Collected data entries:
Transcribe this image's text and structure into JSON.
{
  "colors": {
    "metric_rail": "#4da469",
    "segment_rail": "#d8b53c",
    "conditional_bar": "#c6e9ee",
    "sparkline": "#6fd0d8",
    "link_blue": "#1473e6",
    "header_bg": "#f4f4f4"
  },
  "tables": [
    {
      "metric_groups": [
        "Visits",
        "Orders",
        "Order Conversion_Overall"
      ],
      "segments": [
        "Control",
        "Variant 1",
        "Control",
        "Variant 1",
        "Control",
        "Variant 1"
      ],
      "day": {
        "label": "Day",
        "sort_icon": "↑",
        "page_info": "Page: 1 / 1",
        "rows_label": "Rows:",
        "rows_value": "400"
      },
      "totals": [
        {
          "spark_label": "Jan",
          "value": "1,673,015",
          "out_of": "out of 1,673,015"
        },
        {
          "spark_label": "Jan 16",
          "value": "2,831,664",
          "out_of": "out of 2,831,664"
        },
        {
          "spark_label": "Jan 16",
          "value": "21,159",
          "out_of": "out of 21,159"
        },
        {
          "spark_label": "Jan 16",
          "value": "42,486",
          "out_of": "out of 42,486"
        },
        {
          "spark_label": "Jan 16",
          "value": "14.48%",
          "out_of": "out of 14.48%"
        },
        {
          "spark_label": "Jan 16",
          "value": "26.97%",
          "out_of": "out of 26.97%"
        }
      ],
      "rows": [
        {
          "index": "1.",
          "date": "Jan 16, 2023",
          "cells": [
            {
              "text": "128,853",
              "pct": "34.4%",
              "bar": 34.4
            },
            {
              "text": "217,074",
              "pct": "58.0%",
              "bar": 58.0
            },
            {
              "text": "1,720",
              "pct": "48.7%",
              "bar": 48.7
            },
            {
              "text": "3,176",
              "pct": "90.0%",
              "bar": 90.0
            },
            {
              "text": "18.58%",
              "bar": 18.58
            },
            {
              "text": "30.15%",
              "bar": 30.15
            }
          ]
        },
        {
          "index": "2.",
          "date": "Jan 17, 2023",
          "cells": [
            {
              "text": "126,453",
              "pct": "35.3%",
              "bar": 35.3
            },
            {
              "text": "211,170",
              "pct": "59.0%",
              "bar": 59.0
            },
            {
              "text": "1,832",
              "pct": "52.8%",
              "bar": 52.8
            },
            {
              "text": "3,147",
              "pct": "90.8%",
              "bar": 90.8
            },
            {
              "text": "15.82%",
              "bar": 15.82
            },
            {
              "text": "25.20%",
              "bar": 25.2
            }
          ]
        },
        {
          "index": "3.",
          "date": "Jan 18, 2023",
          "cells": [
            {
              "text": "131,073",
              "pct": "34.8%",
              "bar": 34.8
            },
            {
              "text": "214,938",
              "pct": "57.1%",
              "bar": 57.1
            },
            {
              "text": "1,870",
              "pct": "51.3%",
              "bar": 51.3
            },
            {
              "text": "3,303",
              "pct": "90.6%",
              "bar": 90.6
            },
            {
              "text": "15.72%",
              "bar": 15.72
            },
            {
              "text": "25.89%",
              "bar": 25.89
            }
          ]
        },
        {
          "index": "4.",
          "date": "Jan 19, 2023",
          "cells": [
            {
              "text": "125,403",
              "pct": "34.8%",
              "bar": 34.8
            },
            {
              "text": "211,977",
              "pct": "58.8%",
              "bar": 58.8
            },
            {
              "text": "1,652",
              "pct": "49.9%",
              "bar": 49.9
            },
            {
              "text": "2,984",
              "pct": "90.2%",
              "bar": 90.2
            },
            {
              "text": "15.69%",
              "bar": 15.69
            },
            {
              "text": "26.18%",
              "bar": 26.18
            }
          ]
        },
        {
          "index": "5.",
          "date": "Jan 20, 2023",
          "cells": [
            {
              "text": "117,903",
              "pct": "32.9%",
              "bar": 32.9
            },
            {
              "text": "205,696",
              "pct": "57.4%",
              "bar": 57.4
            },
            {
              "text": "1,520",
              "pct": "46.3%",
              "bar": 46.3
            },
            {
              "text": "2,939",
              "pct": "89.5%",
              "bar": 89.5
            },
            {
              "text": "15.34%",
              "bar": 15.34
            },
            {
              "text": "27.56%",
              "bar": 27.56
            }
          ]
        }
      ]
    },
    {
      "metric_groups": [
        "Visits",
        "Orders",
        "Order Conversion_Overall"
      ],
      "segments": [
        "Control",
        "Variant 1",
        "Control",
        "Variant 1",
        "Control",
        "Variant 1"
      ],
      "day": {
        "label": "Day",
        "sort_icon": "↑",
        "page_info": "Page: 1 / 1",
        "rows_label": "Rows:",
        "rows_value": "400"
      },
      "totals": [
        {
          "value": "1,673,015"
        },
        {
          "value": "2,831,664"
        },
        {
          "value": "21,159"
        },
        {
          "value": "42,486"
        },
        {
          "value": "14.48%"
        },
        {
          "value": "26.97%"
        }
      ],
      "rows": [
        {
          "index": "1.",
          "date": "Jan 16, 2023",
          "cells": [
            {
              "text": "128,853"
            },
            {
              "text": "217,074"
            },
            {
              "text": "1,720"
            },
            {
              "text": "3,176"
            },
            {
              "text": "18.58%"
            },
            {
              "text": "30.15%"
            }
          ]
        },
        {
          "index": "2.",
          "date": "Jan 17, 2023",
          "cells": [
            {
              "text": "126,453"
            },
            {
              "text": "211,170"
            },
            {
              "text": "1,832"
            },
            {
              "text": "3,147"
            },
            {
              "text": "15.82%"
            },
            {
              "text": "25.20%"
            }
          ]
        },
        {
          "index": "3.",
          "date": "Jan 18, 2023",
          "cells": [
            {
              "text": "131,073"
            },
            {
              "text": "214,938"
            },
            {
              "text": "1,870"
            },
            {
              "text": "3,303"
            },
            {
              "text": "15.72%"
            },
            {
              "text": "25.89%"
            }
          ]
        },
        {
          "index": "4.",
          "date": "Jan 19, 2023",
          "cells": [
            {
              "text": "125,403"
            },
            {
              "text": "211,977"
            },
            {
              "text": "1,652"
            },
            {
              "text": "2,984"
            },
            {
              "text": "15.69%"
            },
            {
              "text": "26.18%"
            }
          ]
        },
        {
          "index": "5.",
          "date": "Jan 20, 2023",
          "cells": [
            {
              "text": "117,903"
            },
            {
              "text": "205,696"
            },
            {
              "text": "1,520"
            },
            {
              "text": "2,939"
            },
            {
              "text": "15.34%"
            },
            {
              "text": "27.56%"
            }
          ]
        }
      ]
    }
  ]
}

Description of the task
Every record shown above must be echoed exactly.

The result
Transcribe this image's text and structure into JSON.
{
  "colors": {
    "metric_rail": "#4da469",
    "segment_rail": "#d8b53c",
    "conditional_bar": "#c6e9ee",
    "sparkline": "#6fd0d8",
    "link_blue": "#1473e6",
    "header_bg": "#f4f4f4"
  },
  "tables": [
    {
      "metric_groups": [
        "Visits",
        "Orders",
        "Order Conversion_Overall"
      ],
      "segments": [
        "Control",
        "Variant 1",
        "Control",
        "Variant 1",
        "Control",
        "Variant 1"
      ],
      "day": {
        "label": "Day",
        "sort_icon": "↑",
        "page_info": "Page: 1 / 1",
        "rows_label": "Rows:",
        "rows_value": "400"
      },
      "totals": [
        {
          "spark_label": "Jan",
          "value": "1,673,015",
          "out_of": "out of 1,673,015"
        },
        {
          "spark_label": "Jan 16",
          "value": "2,831,664",
          "out_of": "out of 2,831,664"
        },
        {
          "spark_label": "Jan 16",
          "value": "21,159",
          "out_of": "out of 21,159"
        },
        {
          "spark_label": "Jan 16",
          "value": "42,486",
          "out_of": "out of 42,486"
        },
        {
          "spark_label": "Jan 16",
          "value": "14.48%",
          "out_of": "out of 14.48%"
        },
        {
          "spark_label": "Jan 16",
          "value": "26.97%",
          "out_of": "out of 26.97%"
        }
      ],
      "rows": [
        {
          "index": "1.",
          "date": "Jan 16, 2023",
          "cells": [
            {
              "text": "128,853",
              "pct": "34.4%",
              "bar": 34.4
            },
            {
              "text": "217,074",
              "pct": "58.0%",
              "bar": 58.0
            },
            {
              "text": "1,720",
              "pct": "48.7%",
              "bar": 48.7
            },
            {
              "text": "3,176",
              "pct": "90.0%",
              "bar": 90.0
            },
            {
              "text": "18.58%",
              "bar": 18.58
            },
            {
              "text": "30.15%",
              "bar": 30.15
            }
          ]
        },
        {
          "index": "2.",
          "date": "Jan 17, 2023",
          "cells": [
            {
              "text": "126,453",
              "pct": "35.3%",
              "bar": 35.3
            },
            {
              "text": "211,170",
              "pct": "59.0%",
              "bar": 59.0
            },
            {
              "text": "1,832",
              "pct": "52.8%",
              "bar": 52.8
            },
            {
              "text": "3,147",
              "pct": "90.8%",
              "bar": 90.8
            },
            {
              "text": "15.82%",
              "bar": 15.82
            },
            {
              "text": "25.20%",
              "bar": 25.2
            }
          ]
        },
        {
          "index": "3.",
          "date": "Jan 18, 2023",
          "cells": [
            {
              "text": "131,073",
              "pct": "34.8%",
              "bar": 34.8
            },
            {
              "text": "214,938",
              "pct": "57.1%",
              "bar": 57.1
            },
            {
              "text": "1,870",
              "pct": "51.3%",
              "bar": 51.3
            },
            {
              "text": "3,303",
              "pct": "90.6%",
              "bar": 90.6
            },
            {
              "text": "15.72%",
              "bar": 15.72
            },
            {
              "text": "25.89%",
              "bar": 25.89
            }
          ]
        },
        {
          "index": "4.",
          "date": "Jan 19, 2023",
          "cells": [
            {
              "text": "125,403",
              "pct": "34.8%",
              "bar": 34.8
            },
            {
              "text": "211,977",
              "pct": "58.8%",
              "bar": 58.8
            },
            {
              "text": "1,652",
              "pct": "49.9%",
              "bar": 49.9
            },
            {
              "text": "2,984",
              "pct": "90.2%",
              "bar": 90.2
            },
            {
              "text": "15.69%",
              "bar": 15.69
            },
            {
              "text": "26.18%",
              "bar": 26.18
            }
          ]
        },
        {
          "index": "5.",
          "date": "Jan 20, 2023",
          "cells": [
            {
              "text": "117,903",
              "pct": "32.9%",
              "bar": 32.9
            },
            {
              "text": "205,696",
              "pct": "57.4%",
              "bar": 57.4
            },
            {
              "text": "1,520",
              "pct": "46.3%",
              "bar": 46.3
            },
            {
              "text": "2,939",
              "pct": "89.5%",
              "bar": 89.5
            },
            {
              "text": "15.34%",
              "bar": 15.34
            },
            {
              "text": "27.56%",
              "bar": 27.56
            }
          ]
        }
      ]
    },
    {
      "metric_groups": [
        "Visits",
        "Orders",
        "Order Conversion_Overall"
      ],
      "segments": [
        "Control",
        "Variant 1",
        "Control",
        "Variant 1",
        "Control",
        "Variant 1"
      ],
      "day": {
        "label": "Day",
        "sort_icon": "↑",
        "page_info": "Page: 1 / 1",
        "rows_label": "Rows:",
        "rows_value": "400"
      },
      "totals": [
        {
          "value": "1,673,015"
        },
        {
          "value": "2,831,664"
        },
        {
          "value": "21,159"
        },
        {
          "value": "42,486"
        },
        {
          "value": "14.48%"
        },
        {
          "value": "26.97%"
        }
      ],
      "rows": [
        {
          "index": "1.",
          "date": "Jan 16, 2023",
          "cells": [
            {
              "text": "128,853"
            },
            {
              "text": "217,074"
            },
            {
              "text": "1,720"
            },
            {
              "text": "3,176"
            },
            {
              "text": "18.58%"
            },
            {
              "text": "30.15%"
            }
          ]
        },
        {
          "index": "2.",
          "date": "Jan 17, 2023",
          "cells": [
            {
              "text": "126,453"
            },
            {
              "text": "211,170"
            },
            {
              "text": "1,832"
            },
            {
              "text": "3,147"
            },
            {
              "text": "15.82%"
            },
            {
              "text": "25.20%"
            }
          ]
        },
        {
          "index": "3.",
          "date": "Jan 18, 2023",
          "cells": [
            {
              "text": "131,073"
            },
            {
              "text": "214,938"
            },
            {
              "text": "1,870"
            },
            {
              "text": "3,303"
            },
            {
              "text": "15.72%"
            },
            {
              "text": "25.89%"
            }
          ]
        },
        {
          "index": "4.",
          "date": "Jan 19, 2023",
          "cells": [
            {
              "text": "125,403"
            },
            {
              "text": "211,977"
            },
            {
              "text": "1,652"
            },
            {
              "text": "2,984"
            },
            {
              "text": "15.69%"
            },
            {
              "text": "26.18%"
            }
          ]
        },
        {
          "index": "5.",
          "date": "Jan 20, 2023",
          "cells": [
            {
              "text": "117,903"
            },
            {
              "text": "205,696"
            },
            {
              "text": "1,520"
            },
            {
              "text": "2,939"
            },
            {
              "text": "15.34%"
            },
            {
              "text": "27.56%"
            }
          ]
        }
      ]
    }
  ]
}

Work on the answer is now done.